» WHAT IS REQUIRED: Scan the lines below for the word "Total". Copy each line you find it in.
-- Begin RECORDS FOR THIS EXERCISE --
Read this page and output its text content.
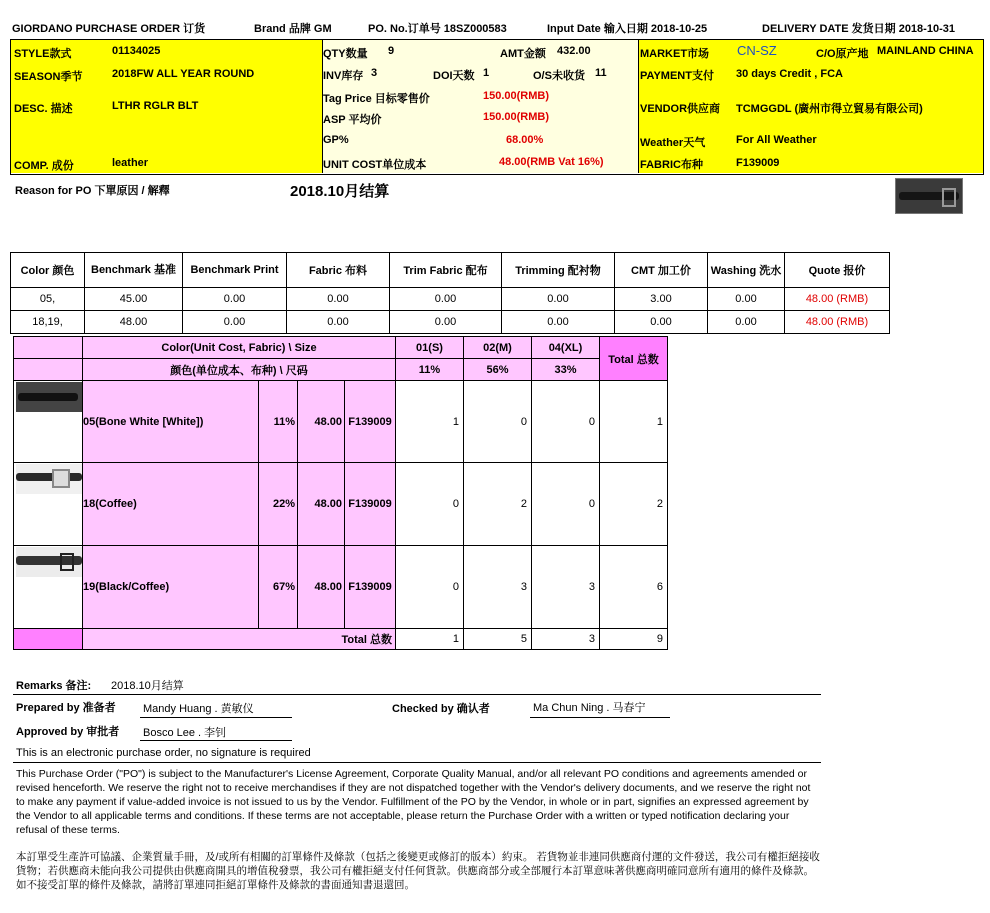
GIORDANO PURCHASE ORDER 订货	Brand 品牌 GM	PO. No.订单号 18SZ000583	Input Date 输入日期 2018-10-25	DELIVERY DATE 发货日期 2018-10-31
STYLE款式	01134025	QTY数量 9	AMT金额 432.00	MARKET市场 CN-SZ	C/O原产地 MAINLAND CHINA
SEASON季节	2018FW ALL YEAR ROUND	INV库存 3	DOI天数 1	O/S未收货 11	PAYMENT支付 30 days Credit , FCA
DESC. 描述	LTHR RGLR BLT
Tag Price 目标零售价	150.00(RMB)
ASP 平均价	150.00(RMB)
VENDOR供应商 TCMGGDL (廣州市得立貿易有限公司)
GP%	68.00%	Weather天气	For All Weather
COMP. 成份	leather	UNIT COST单位成本	48.00(RMB Vat 16%)	FABRIC布种	F139009
Reason for PO 下單原因 / 解釋	2018.10月结算
Color 颜色	Benchmark 基准	Benchmark Print	Fabric 布料	Trim Fabric 配布	Trimming 配衬物	CMT 加工价	Washing 洗水	Quote 报价
05,	45.00	0.00	0.00	0.00	0.00	3.00	0.00	48.00 (RMB)
18,19,	48.00	0.00	0.00	0.00	0.00	0.00	0.00	48.00 (RMB)
	Color(Unit Cost, Fabric) \ Size				01(S)	02(M)	04(XL)	Total 总数
	颜色(单位成本、布种) \ 尺码				11%	56%	33%	

	05(Bone White [White])	11%	48.00	F139009	1	0	0	1

	18(Coffee)	22%	48.00	F139009	0	2	0	2

	19(Black/Coffee)	67%	48.00	F139009	0	3	3	6
	Total 总数				1	5	3	9
Remarks 备注: 2018.10月结算
Prepared by 准备者 Mandy Huang . 黄敏仪	Checked by 确认者	Ma Chun Ning . 马春宁
Approved by 审批者 Bosco Lee . 李钊
This is an electronic purchase order, no signature is required

This Purchase Order ("PO") is subject to the Manufacturer's License Agreement, Corporate Quality Manual, and/or all relevant PO conditions and agreements amended or revised henceforth. We reserve the right not to receive merchandises if they are not dispatched together with the Vendor's delivery documents, and we reserve the right not to make any payment if value-added invoice is not issued to us by the Vendor. Fulfillment of the PO by the Vendor, in whole or in part, signifies an expressed agreement by the Vendor to all applicable terms and conditions. If these terms are not acceptable, please return the Purchase Order with a written or typed notification declaring your refusal of these terms.

本訂單受生產許可協議、企業質量手冊，及/或所有相關的訂單條件及條款（包括之後變更或修訂的版本）約束。 若貨物並非連同供應商付運的文件發送，我公司有權拒絕接收貨物；若供應商未能向我公司提供由供應商開具的增值稅發票，我公司有權拒絕支付任何貨款。供應商部分或全部履行本訂單意味著供應商明確同意所有適用的條件及條款。如不接受訂單的條件及條款，請將訂單連同拒絕訂單條件及條款的書面通知書退還回。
-- End RECORDS FOR THIS EXERCISE --
» WRITTEN RESPONSE:
	Color(Unit Cost, Fabric) \ Size				01(S)	02(M)	04(XL)	Total 总数
	Total 总数				1	5	3	9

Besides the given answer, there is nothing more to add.